====== DATA FOR THIS EXERCISE ======

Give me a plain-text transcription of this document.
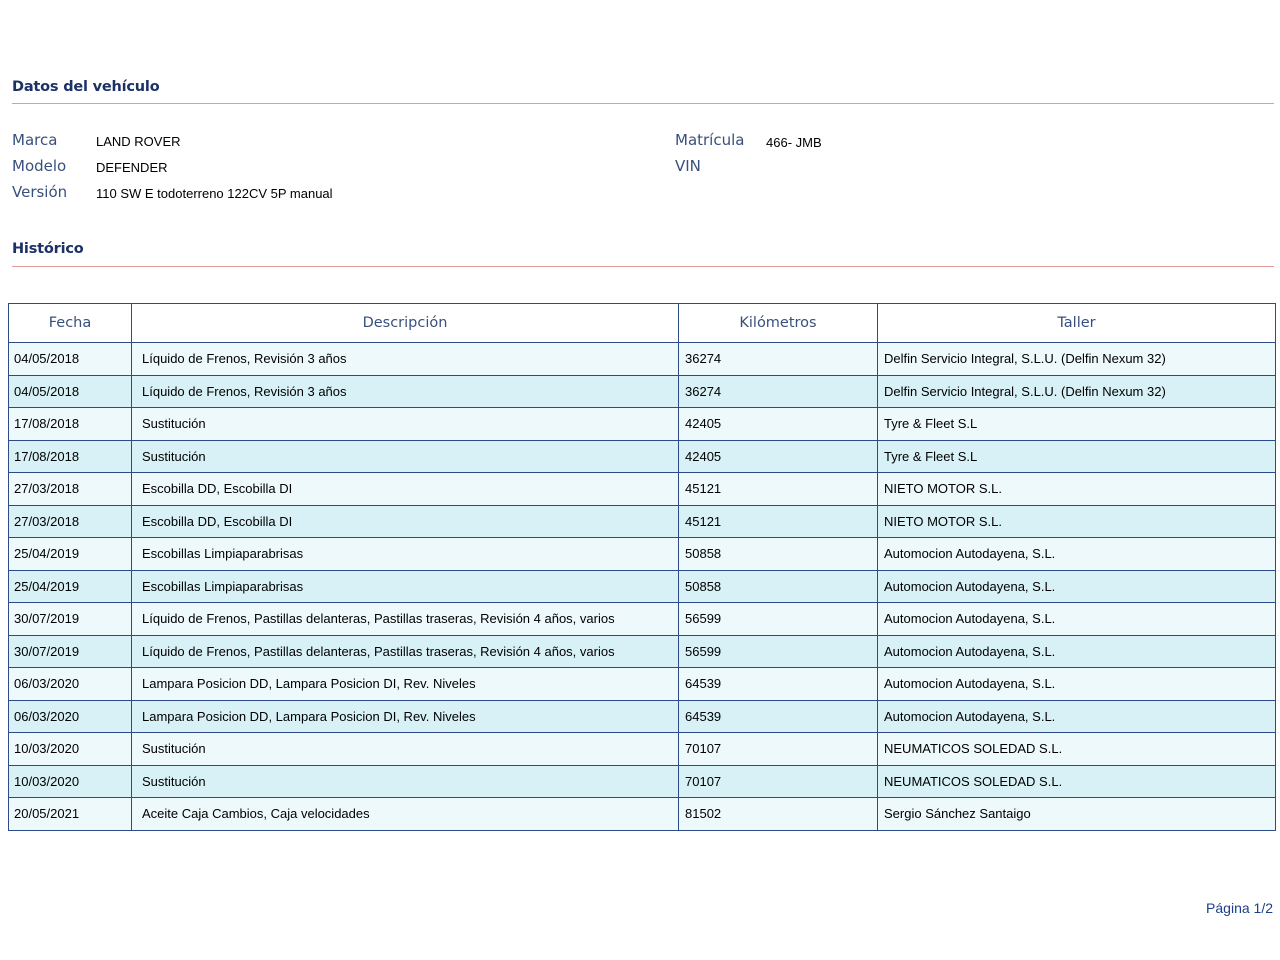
Datos del vehículo
Marca	LAND ROVER
Modelo DEFENDER
Versión 110 SW E todoterreno 122CV 5P manual
Matrícula 466- JMB
VIN
Histórico
Fecha	Descripción	Kilómetros	Taller
04/05/2018	Líquido de Frenos, Revisión 3 años	36274	Delfin Servicio Integral, S.L.U. (Delfin Nexum 32)
04/05/2018	Líquido de Frenos, Revisión 3 años	36274	Delfin Servicio Integral, S.L.U. (Delfin Nexum 32)
17/08/2018	Sustitución	42405	Tyre & Fleet S.L
17/08/2018	Sustitución	42405	Tyre & Fleet S.L
27/03/2018	Escobilla DD, Escobilla DI	45121	NIETO MOTOR S.L.
27/03/2018	Escobilla DD, Escobilla DI	45121	NIETO MOTOR S.L.
25/04/2019	Escobillas Limpiaparabrisas	50858	Automocion Autodayena, S.L.
25/04/2019	Escobillas Limpiaparabrisas	50858	Automocion Autodayena, S.L.
30/07/2019	Líquido de Frenos, Pastillas delanteras, Pastillas traseras, Revisión 4 años, varios	56599	Automocion Autodayena, S.L.
30/07/2019	Líquido de Frenos, Pastillas delanteras, Pastillas traseras, Revisión 4 años, varios	56599	Automocion Autodayena, S.L.
06/03/2020	Lampara Posicion DD, Lampara Posicion DI, Rev. Niveles	64539	Automocion Autodayena, S.L.
06/03/2020	Lampara Posicion DD, Lampara Posicion DI, Rev. Niveles	64539	Automocion Autodayena, S.L.
10/03/2020	Sustitución	70107	NEUMATICOS SOLEDAD S.L.
10/03/2020	Sustitución	70107	NEUMATICOS SOLEDAD S.L.
20/05/2021	Aceite Caja Cambios, Caja velocidades	81502	Sergio Sánchez Santaigo
Página 1/2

======

SHORT EXERCISE - Repeat the listing above exactly, with no pictures.

FINISHED ANSWER -
Give me a plain-text transcription of this document.
Datos del vehículo
Marca	LAND ROVER
Modelo DEFENDER
Versión 110 SW E todoterreno 122CV 5P manual
Matrícula 466- JMB
VIN
Histórico
Fecha	Descripción	Kilómetros	Taller
04/05/2018	Líquido de Frenos, Revisión 3 años	36274	Delfin Servicio Integral, S.L.U. (Delfin Nexum 32)
04/05/2018	Líquido de Frenos, Revisión 3 años	36274	Delfin Servicio Integral, S.L.U. (Delfin Nexum 32)
17/08/2018	Sustitución	42405	Tyre & Fleet S.L
17/08/2018	Sustitución	42405	Tyre & Fleet S.L
27/03/2018	Escobilla DD, Escobilla DI	45121	NIETO MOTOR S.L.
27/03/2018	Escobilla DD, Escobilla DI	45121	NIETO MOTOR S.L.
25/04/2019	Escobillas Limpiaparabrisas	50858	Automocion Autodayena, S.L.
25/04/2019	Escobillas Limpiaparabrisas	50858	Automocion Autodayena, S.L.
30/07/2019	Líquido de Frenos, Pastillas delanteras, Pastillas traseras, Revisión 4 años, varios	56599	Automocion Autodayena, S.L.
30/07/2019	Líquido de Frenos, Pastillas delanteras, Pastillas traseras, Revisión 4 años, varios	56599	Automocion Autodayena, S.L.
06/03/2020	Lampara Posicion DD, Lampara Posicion DI, Rev. Niveles	64539	Automocion Autodayena, S.L.
06/03/2020	Lampara Posicion DD, Lampara Posicion DI, Rev. Niveles	64539	Automocion Autodayena, S.L.
10/03/2020	Sustitución	70107	NEUMATICOS SOLEDAD S.L.
10/03/2020	Sustitución	70107	NEUMATICOS SOLEDAD S.L.
20/05/2021	Aceite Caja Cambios, Caja velocidades	81502	Sergio Sánchez Santaigo
Página 1/2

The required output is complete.